Element placement data:
Start
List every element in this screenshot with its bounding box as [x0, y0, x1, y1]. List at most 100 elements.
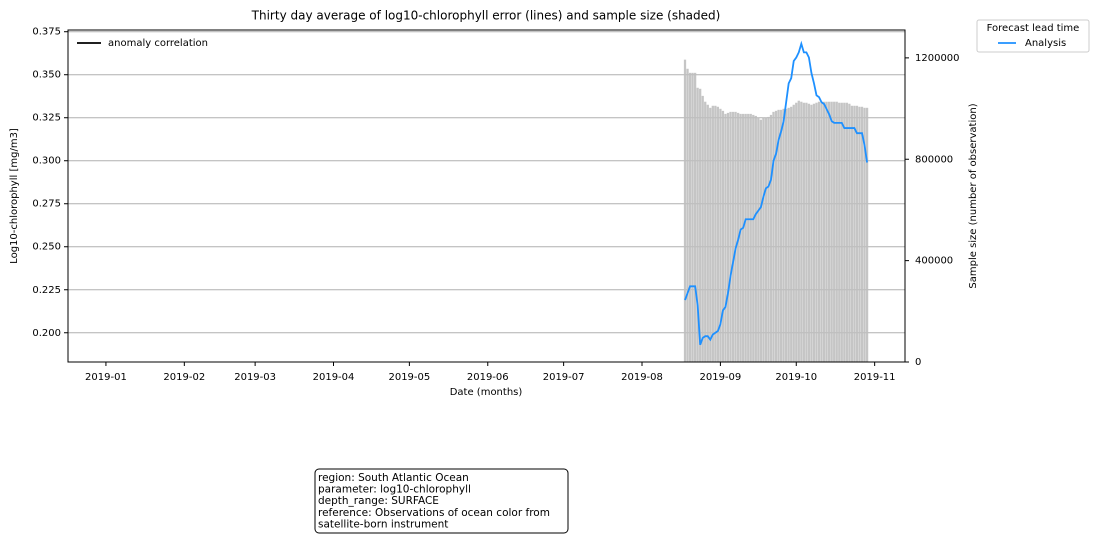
bar [817, 101, 821, 362]
info-box [314, 468, 569, 534]
bar [835, 101, 838, 362]
bar [714, 105, 717, 362]
legend-box [72, 34, 226, 52]
bar [742, 113, 745, 362]
legend-box [976, 19, 1090, 53]
y-axis-label: Log10-chlorophyll [mg/m3] [9, 128, 20, 264]
bar [706, 104, 709, 362]
bar [840, 102, 843, 363]
bar [749, 113, 752, 362]
bar [790, 106, 793, 363]
bar [810, 104, 813, 362]
bar [820, 101, 823, 362]
bar [843, 102, 846, 363]
bar [696, 87, 699, 362]
bar [757, 117, 760, 362]
bar [828, 101, 831, 362]
bar [797, 100, 800, 362]
bar [729, 111, 732, 362]
y2-axis-label: Sample size (number of observation) [968, 103, 979, 288]
y-tick-label: 0.325 [32, 113, 61, 124]
bar [853, 105, 856, 362]
bar [754, 115, 757, 362]
bar [721, 110, 725, 363]
bar [863, 107, 866, 362]
bar [701, 95, 704, 362]
y2-tick-label: 400000 [915, 256, 953, 267]
bar [850, 105, 854, 362]
chart-title: Thirty day average of log10-chlorophyll … [251, 9, 721, 23]
bar [691, 72, 694, 362]
y2-tick-label: 1200000 [915, 53, 960, 64]
bar [688, 72, 692, 362]
line [684, 40, 868, 346]
bar [845, 102, 848, 363]
y-tick-label: 0.225 [32, 285, 61, 296]
bar [744, 113, 747, 362]
bar [833, 101, 836, 362]
bar [709, 107, 712, 362]
bar [734, 111, 737, 362]
bar [711, 105, 714, 362]
bar [792, 104, 795, 362]
y-tick-label: 0.375 [32, 27, 61, 38]
bar [726, 112, 730, 362]
bar [800, 101, 803, 362]
y-tick-label: 0.200 [32, 328, 61, 339]
y-tick-label: 0.350 [32, 70, 61, 81]
y2-tick-label: 0 [915, 357, 921, 368]
bar [807, 103, 811, 362]
bar [704, 101, 707, 362]
bar [747, 113, 750, 362]
bar [822, 101, 826, 362]
bar [787, 107, 790, 362]
bar [830, 101, 833, 362]
legend-title: Forecast lead time [987, 23, 1080, 34]
info-line: satellite-born instrument [318, 518, 448, 530]
x-tick-label: 2019-01 [85, 372, 127, 383]
bar [731, 111, 735, 362]
legend-label: Analysis [1025, 38, 1066, 49]
bar [774, 110, 778, 363]
x-tick-label: 2019-08 [621, 372, 663, 383]
bar [716, 106, 720, 363]
bar [838, 102, 841, 363]
bar [860, 106, 864, 363]
bar [865, 107, 869, 362]
bar [772, 111, 775, 362]
bar [759, 119, 763, 362]
plot-area [68, 31, 905, 363]
x-tick-label: 2019-06 [467, 372, 509, 383]
bar [825, 101, 828, 362]
bar [855, 105, 859, 362]
x-tick-label: 2019-04 [313, 372, 355, 383]
bar [724, 113, 727, 362]
x-axis-label: Date (months) [450, 387, 523, 398]
bar [769, 114, 773, 363]
bar [693, 72, 697, 362]
info-line: depth_range: SURFACE [318, 495, 439, 507]
info-line: reference: Observations of ocean color f… [318, 507, 550, 519]
bar [805, 102, 808, 363]
bar [815, 102, 818, 363]
x-tick-label: 2019-09 [700, 372, 742, 383]
bar [785, 108, 788, 362]
bar [762, 117, 765, 362]
bar [802, 102, 805, 363]
legend-label: anomaly correlation [108, 38, 208, 49]
bar [858, 106, 861, 363]
y-tick-label: 0.250 [32, 242, 61, 253]
bar [752, 114, 755, 363]
bar [848, 103, 851, 362]
bar [764, 117, 768, 362]
x-tick-label: 2019-03 [234, 372, 276, 383]
x-tick-label: 2019-02 [163, 372, 205, 383]
info-line: parameter: log10-chlorophyll [318, 484, 471, 496]
x-tick-label: 2019-10 [775, 372, 817, 383]
bar [795, 102, 798, 363]
x-tick-label: 2019-07 [543, 372, 585, 383]
info-line: region: South Atlantic Ocean [318, 472, 469, 484]
bar [767, 116, 770, 362]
End
» Directions:
Extract every one of the lines above verbatim, leaving out the pictures.

» Reply:
List every element in this screenshot with its bounding box as [x0, y0, x1, y1]. List at most 100 elements.
bar [817, 101, 821, 362]
info-box [314, 468, 569, 534]
bar [835, 101, 838, 362]
bar [714, 105, 717, 362]
legend-box [72, 34, 226, 52]
bar [742, 113, 745, 362]
legend-box [976, 19, 1090, 53]
y-axis-label: Log10-chlorophyll [mg/m3] [9, 128, 20, 264]
bar [706, 104, 709, 362]
bar [840, 102, 843, 363]
bar [749, 113, 752, 362]
bar [790, 106, 793, 363]
bar [810, 104, 813, 362]
bar [820, 101, 823, 362]
bar [843, 102, 846, 363]
bar [696, 87, 699, 362]
bar [757, 117, 760, 362]
bar [828, 101, 831, 362]
bar [797, 100, 800, 362]
bar [729, 111, 732, 362]
y2-axis-label: Sample size (number of observation) [968, 103, 979, 288]
y-tick-label: 0.325 [32, 113, 61, 124]
bar [853, 105, 856, 362]
bar [754, 115, 757, 362]
bar [721, 110, 725, 363]
bar [863, 107, 866, 362]
bar [701, 95, 704, 362]
y2-tick-label: 400000 [915, 256, 953, 267]
bar [850, 105, 854, 362]
chart-title: Thirty day average of log10-chlorophyll … [251, 9, 721, 23]
bar [691, 72, 694, 362]
y2-tick-label: 1200000 [915, 53, 960, 64]
bar [688, 72, 692, 362]
line [684, 40, 868, 346]
bar [845, 102, 848, 363]
y-tick-label: 0.225 [32, 285, 61, 296]
bar [744, 113, 747, 362]
bar [833, 101, 836, 362]
bar [709, 107, 712, 362]
bar [734, 111, 737, 362]
bar [711, 105, 714, 362]
bar [792, 104, 795, 362]
y-tick-label: 0.375 [32, 27, 61, 38]
bar [726, 112, 730, 362]
bar [800, 101, 803, 362]
y-tick-label: 0.200 [32, 328, 61, 339]
y-tick-label: 0.350 [32, 70, 61, 81]
y2-tick-label: 0 [915, 357, 921, 368]
bar [807, 103, 811, 362]
bar [704, 101, 707, 362]
bar [747, 113, 750, 362]
bar [822, 101, 826, 362]
bar [787, 107, 790, 362]
bar [830, 101, 833, 362]
legend-title: Forecast lead time [987, 23, 1080, 34]
info-line: satellite-born instrument [318, 518, 448, 530]
x-tick-label: 2019-01 [85, 372, 127, 383]
bar [731, 111, 735, 362]
legend-label: Analysis [1025, 38, 1066, 49]
bar [774, 110, 778, 363]
x-tick-label: 2019-08 [621, 372, 663, 383]
bar [716, 106, 720, 363]
bar [838, 102, 841, 363]
bar [860, 106, 864, 363]
bar [865, 107, 869, 362]
bar [772, 111, 775, 362]
bar [759, 119, 763, 362]
plot-area [68, 31, 905, 363]
x-tick-label: 2019-06 [467, 372, 509, 383]
bar [825, 101, 828, 362]
bar [855, 105, 859, 362]
x-tick-label: 2019-04 [313, 372, 355, 383]
bar [724, 113, 727, 362]
x-axis-label: Date (months) [450, 387, 523, 398]
bar [769, 114, 773, 363]
bar [693, 72, 697, 362]
info-line: depth_range: SURFACE [318, 495, 439, 507]
info-line: reference: Observations of ocean color f… [318, 507, 550, 519]
bar [805, 102, 808, 363]
bar [815, 102, 818, 363]
x-tick-label: 2019-09 [700, 372, 742, 383]
bar [785, 108, 788, 362]
bar [762, 117, 765, 362]
bar [802, 102, 805, 363]
legend-label: anomaly correlation [108, 38, 208, 49]
bar [858, 106, 861, 363]
y-tick-label: 0.250 [32, 242, 61, 253]
bar [752, 114, 755, 363]
bar [848, 103, 851, 362]
bar [764, 117, 768, 362]
x-tick-label: 2019-03 [234, 372, 276, 383]
x-tick-label: 2019-02 [163, 372, 205, 383]
info-line: parameter: log10-chlorophyll [318, 484, 471, 496]
x-tick-label: 2019-10 [775, 372, 817, 383]
bar [795, 102, 798, 363]
x-tick-label: 2019-07 [543, 372, 585, 383]
info-line: region: South Atlantic Ocean [318, 472, 469, 484]
bar [767, 116, 770, 362]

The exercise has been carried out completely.